> **Your goal**
Make an exact transcription of the material, leaving out all images.

> **Records for the exercise**

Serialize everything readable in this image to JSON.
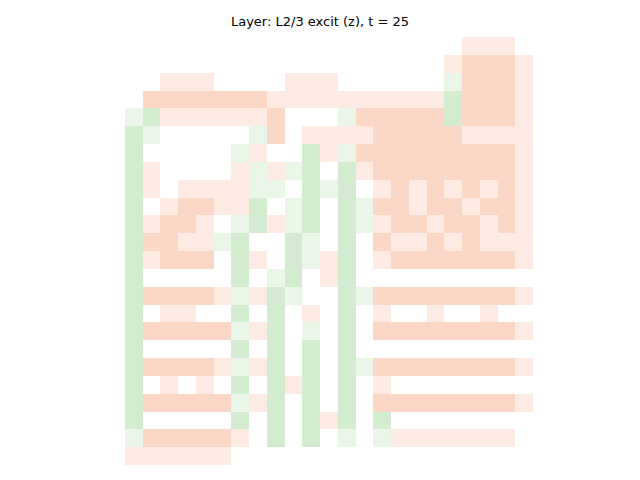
{
  "chart_data": {
    "type": "heatmap",
    "title": "Layer: L2/3 excit (z), t = 25",
    "zlim": [
      -1,
      1
    ],
    "tick_labels": false,
    "z": [
      [
        0,
        0,
        0,
        0,
        0,
        0,
        0,
        0,
        0,
        0,
        0,
        0,
        0,
        0,
        0,
        0,
        0,
        0,
        0,
        0,
        0.5,
        0.5,
        0.5,
        0
      ],
      [
        0,
        0,
        0,
        0,
        0,
        0,
        0,
        0,
        0,
        0,
        0,
        0,
        0,
        0,
        0,
        0,
        0,
        0,
        0,
        0.5,
        1,
        1,
        1,
        0.5
      ],
      [
        0,
        0,
        0,
        0.5,
        0.5,
        0.5,
        0,
        0,
        0,
        0,
        0.5,
        0.5,
        0.5,
        0,
        0,
        0,
        0,
        0,
        0,
        -0.5,
        1,
        1,
        1,
        0.5
      ],
      [
        0,
        0,
        1,
        1,
        1,
        1,
        1,
        1,
        1,
        0.5,
        0.5,
        0.5,
        0.5,
        0.5,
        0.5,
        0.5,
        0.5,
        0.5,
        0.5,
        -1,
        1,
        1,
        1,
        0.5
      ],
      [
        0,
        -0.5,
        -1,
        0.5,
        0.5,
        0.5,
        0.5,
        0.5,
        0.5,
        1,
        0,
        0,
        0,
        -0.5,
        1,
        1,
        1,
        1,
        1,
        -1,
        1,
        1,
        1,
        0.5
      ],
      [
        0,
        -1,
        -0.5,
        0,
        0,
        0,
        0,
        0,
        -0.5,
        1,
        0,
        0.5,
        0.5,
        0.5,
        0.5,
        1,
        1,
        1,
        1,
        1,
        0.5,
        0.5,
        0.5,
        0.5
      ],
      [
        0,
        -1,
        0,
        0,
        0,
        0,
        0,
        -0.5,
        0.5,
        0,
        0,
        -1,
        0.5,
        -0.5,
        1,
        1,
        1,
        1,
        1,
        1,
        1,
        1,
        1,
        0.5
      ],
      [
        0,
        -1,
        0.5,
        0,
        0,
        0,
        0,
        0.5,
        -0.5,
        0.5,
        -0.5,
        -1,
        0,
        -1,
        0.5,
        1,
        1,
        1,
        1,
        1,
        1,
        1,
        1,
        0.5
      ],
      [
        0,
        -1,
        0.5,
        0,
        0.5,
        0.5,
        0.5,
        0.5,
        -0.5,
        -0.5,
        0,
        -1,
        -0.5,
        -1,
        0,
        0.5,
        1,
        0.5,
        1,
        0.5,
        1,
        0.5,
        1,
        0.5
      ],
      [
        0,
        -1,
        0,
        0.5,
        1,
        1,
        0.5,
        0.5,
        -1,
        0,
        -0.5,
        -1,
        0,
        -1,
        -0.5,
        1,
        1,
        0.5,
        1,
        1,
        0.5,
        1,
        1,
        0.5
      ],
      [
        0,
        -1,
        0.5,
        1,
        1,
        0.5,
        0,
        -0.5,
        -1,
        0.5,
        -0.5,
        -1,
        0,
        -1,
        -0.5,
        0.5,
        1,
        1,
        0.5,
        1,
        1,
        0.5,
        1,
        0.5
      ],
      [
        0,
        -1,
        1,
        1,
        0.5,
        0.5,
        -0.5,
        -1,
        0,
        0,
        -1,
        -0.5,
        0,
        -1,
        0,
        1,
        0.5,
        0.5,
        1,
        0.5,
        1,
        0.5,
        0.5,
        0.5
      ],
      [
        0,
        -1,
        0.5,
        1,
        1,
        1,
        0,
        -1,
        0.5,
        0,
        -1,
        -0.5,
        0.5,
        -1,
        0,
        0.5,
        1,
        1,
        1,
        1,
        1,
        1,
        1,
        0.5
      ],
      [
        0,
        -1,
        0,
        0,
        0,
        0,
        0,
        -1,
        0,
        -0.5,
        -1,
        0,
        0.5,
        -1,
        0,
        0,
        0,
        0,
        0,
        0,
        0,
        0,
        0,
        0
      ],
      [
        0,
        -1,
        1,
        1,
        1,
        1,
        0.5,
        -0.5,
        0.5,
        -1,
        -0.5,
        0,
        0,
        -1,
        -0.5,
        1,
        1,
        1,
        1,
        1,
        1,
        1,
        1,
        0.5
      ],
      [
        0,
        -1,
        0,
        0.5,
        0.5,
        0,
        0,
        -1,
        0,
        -1,
        0,
        0.5,
        0,
        -1,
        0,
        0.5,
        0,
        0,
        0.5,
        0,
        0,
        0.5,
        0,
        0
      ],
      [
        0,
        -1,
        1,
        1,
        1,
        1,
        1,
        -0.5,
        0.5,
        -1,
        0,
        -0.5,
        0,
        -1,
        0,
        1,
        1,
        1,
        1,
        1,
        1,
        1,
        1,
        0.5
      ],
      [
        0,
        -1,
        0,
        0,
        0,
        0,
        0,
        -1,
        0,
        -1,
        0,
        -1,
        0,
        -1,
        0,
        0,
        0,
        0,
        0,
        0,
        0,
        0,
        0,
        0
      ],
      [
        0,
        -1,
        1,
        1,
        1,
        1,
        0.5,
        -0.5,
        0.5,
        -1,
        0,
        -1,
        0,
        -1,
        -0.5,
        1,
        1,
        1,
        1,
        1,
        1,
        1,
        1,
        0.5
      ],
      [
        0,
        -1,
        0,
        0.5,
        0,
        0.5,
        0,
        -1,
        0,
        -1,
        0.5,
        -1,
        0,
        -1,
        0,
        0.5,
        0,
        0,
        0,
        0,
        0,
        0,
        0,
        0
      ],
      [
        0,
        -1,
        1,
        1,
        1,
        1,
        1,
        -0.5,
        0.5,
        -1,
        0,
        -1,
        0,
        -1,
        0,
        1,
        1,
        1,
        1,
        1,
        1,
        1,
        1,
        0.5
      ],
      [
        0,
        -1,
        0,
        0,
        0,
        0,
        0,
        -1,
        0,
        -1,
        0,
        -1,
        0.5,
        -1,
        0,
        -1,
        0,
        0,
        0,
        0,
        0,
        0,
        0,
        0
      ],
      [
        0,
        -0.5,
        1,
        1,
        1,
        1,
        1,
        0.5,
        0,
        -1,
        0,
        -1,
        0,
        -0.5,
        0,
        -0.5,
        0.5,
        0.5,
        0.5,
        0.5,
        0.5,
        0.5,
        0.5,
        0
      ],
      [
        0,
        0.5,
        0.5,
        0.5,
        0.5,
        0.5,
        0.5,
        0,
        0,
        0,
        0,
        0,
        0,
        0,
        0,
        0,
        0,
        0,
        0,
        0,
        0,
        0,
        0,
        0
      ]
    ]
  }
}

> **Answer**
Serialize everything readable in this image to JSON.
{
  "chart_data": {
    "type": "heatmap",
    "title": "Layer: L2/3 excit (z), t = 25",
    "zlim": [
      -1,
      1
    ],
    "tick_labels": false,
    "z": [
      [
        0,
        0,
        0,
        0,
        0,
        0,
        0,
        0,
        0,
        0,
        0,
        0,
        0,
        0,
        0,
        0,
        0,
        0,
        0,
        0,
        0.5,
        0.5,
        0.5,
        0
      ],
      [
        0,
        0,
        0,
        0,
        0,
        0,
        0,
        0,
        0,
        0,
        0,
        0,
        0,
        0,
        0,
        0,
        0,
        0,
        0,
        0.5,
        1,
        1,
        1,
        0.5
      ],
      [
        0,
        0,
        0,
        0.5,
        0.5,
        0.5,
        0,
        0,
        0,
        0,
        0.5,
        0.5,
        0.5,
        0,
        0,
        0,
        0,
        0,
        0,
        -0.5,
        1,
        1,
        1,
        0.5
      ],
      [
        0,
        0,
        1,
        1,
        1,
        1,
        1,
        1,
        1,
        0.5,
        0.5,
        0.5,
        0.5,
        0.5,
        0.5,
        0.5,
        0.5,
        0.5,
        0.5,
        -1,
        1,
        1,
        1,
        0.5
      ],
      [
        0,
        -0.5,
        -1,
        0.5,
        0.5,
        0.5,
        0.5,
        0.5,
        0.5,
        1,
        0,
        0,
        0,
        -0.5,
        1,
        1,
        1,
        1,
        1,
        -1,
        1,
        1,
        1,
        0.5
      ],
      [
        0,
        -1,
        -0.5,
        0,
        0,
        0,
        0,
        0,
        -0.5,
        1,
        0,
        0.5,
        0.5,
        0.5,
        0.5,
        1,
        1,
        1,
        1,
        1,
        0.5,
        0.5,
        0.5,
        0.5
      ],
      [
        0,
        -1,
        0,
        0,
        0,
        0,
        0,
        -0.5,
        0.5,
        0,
        0,
        -1,
        0.5,
        -0.5,
        1,
        1,
        1,
        1,
        1,
        1,
        1,
        1,
        1,
        0.5
      ],
      [
        0,
        -1,
        0.5,
        0,
        0,
        0,
        0,
        0.5,
        -0.5,
        0.5,
        -0.5,
        -1,
        0,
        -1,
        0.5,
        1,
        1,
        1,
        1,
        1,
        1,
        1,
        1,
        0.5
      ],
      [
        0,
        -1,
        0.5,
        0,
        0.5,
        0.5,
        0.5,
        0.5,
        -0.5,
        -0.5,
        0,
        -1,
        -0.5,
        -1,
        0,
        0.5,
        1,
        0.5,
        1,
        0.5,
        1,
        0.5,
        1,
        0.5
      ],
      [
        0,
        -1,
        0,
        0.5,
        1,
        1,
        0.5,
        0.5,
        -1,
        0,
        -0.5,
        -1,
        0,
        -1,
        -0.5,
        1,
        1,
        0.5,
        1,
        1,
        0.5,
        1,
        1,
        0.5
      ],
      [
        0,
        -1,
        0.5,
        1,
        1,
        0.5,
        0,
        -0.5,
        -1,
        0.5,
        -0.5,
        -1,
        0,
        -1,
        -0.5,
        0.5,
        1,
        1,
        0.5,
        1,
        1,
        0.5,
        1,
        0.5
      ],
      [
        0,
        -1,
        1,
        1,
        0.5,
        0.5,
        -0.5,
        -1,
        0,
        0,
        -1,
        -0.5,
        0,
        -1,
        0,
        1,
        0.5,
        0.5,
        1,
        0.5,
        1,
        0.5,
        0.5,
        0.5
      ],
      [
        0,
        -1,
        0.5,
        1,
        1,
        1,
        0,
        -1,
        0.5,
        0,
        -1,
        -0.5,
        0.5,
        -1,
        0,
        0.5,
        1,
        1,
        1,
        1,
        1,
        1,
        1,
        0.5
      ],
      [
        0,
        -1,
        0,
        0,
        0,
        0,
        0,
        -1,
        0,
        -0.5,
        -1,
        0,
        0.5,
        -1,
        0,
        0,
        0,
        0,
        0,
        0,
        0,
        0,
        0,
        0
      ],
      [
        0,
        -1,
        1,
        1,
        1,
        1,
        0.5,
        -0.5,
        0.5,
        -1,
        -0.5,
        0,
        0,
        -1,
        -0.5,
        1,
        1,
        1,
        1,
        1,
        1,
        1,
        1,
        0.5
      ],
      [
        0,
        -1,
        0,
        0.5,
        0.5,
        0,
        0,
        -1,
        0,
        -1,
        0,
        0.5,
        0,
        -1,
        0,
        0.5,
        0,
        0,
        0.5,
        0,
        0,
        0.5,
        0,
        0
      ],
      [
        0,
        -1,
        1,
        1,
        1,
        1,
        1,
        -0.5,
        0.5,
        -1,
        0,
        -0.5,
        0,
        -1,
        0,
        1,
        1,
        1,
        1,
        1,
        1,
        1,
        1,
        0.5
      ],
      [
        0,
        -1,
        0,
        0,
        0,
        0,
        0,
        -1,
        0,
        -1,
        0,
        -1,
        0,
        -1,
        0,
        0,
        0,
        0,
        0,
        0,
        0,
        0,
        0,
        0
      ],
      [
        0,
        -1,
        1,
        1,
        1,
        1,
        0.5,
        -0.5,
        0.5,
        -1,
        0,
        -1,
        0,
        -1,
        -0.5,
        1,
        1,
        1,
        1,
        1,
        1,
        1,
        1,
        0.5
      ],
      [
        0,
        -1,
        0,
        0.5,
        0,
        0.5,
        0,
        -1,
        0,
        -1,
        0.5,
        -1,
        0,
        -1,
        0,
        0.5,
        0,
        0,
        0,
        0,
        0,
        0,
        0,
        0
      ],
      [
        0,
        -1,
        1,
        1,
        1,
        1,
        1,
        -0.5,
        0.5,
        -1,
        0,
        -1,
        0,
        -1,
        0,
        1,
        1,
        1,
        1,
        1,
        1,
        1,
        1,
        0.5
      ],
      [
        0,
        -1,
        0,
        0,
        0,
        0,
        0,
        -1,
        0,
        -1,
        0,
        -1,
        0.5,
        -1,
        0,
        -1,
        0,
        0,
        0,
        0,
        0,
        0,
        0,
        0
      ],
      [
        0,
        -0.5,
        1,
        1,
        1,
        1,
        1,
        0.5,
        0,
        -1,
        0,
        -1,
        0,
        -0.5,
        0,
        -0.5,
        0.5,
        0.5,
        0.5,
        0.5,
        0.5,
        0.5,
        0.5,
        0
      ],
      [
        0,
        0.5,
        0.5,
        0.5,
        0.5,
        0.5,
        0.5,
        0,
        0,
        0,
        0,
        0,
        0,
        0,
        0,
        0,
        0,
        0,
        0,
        0,
        0,
        0,
        0,
        0
      ]
    ]
  }
}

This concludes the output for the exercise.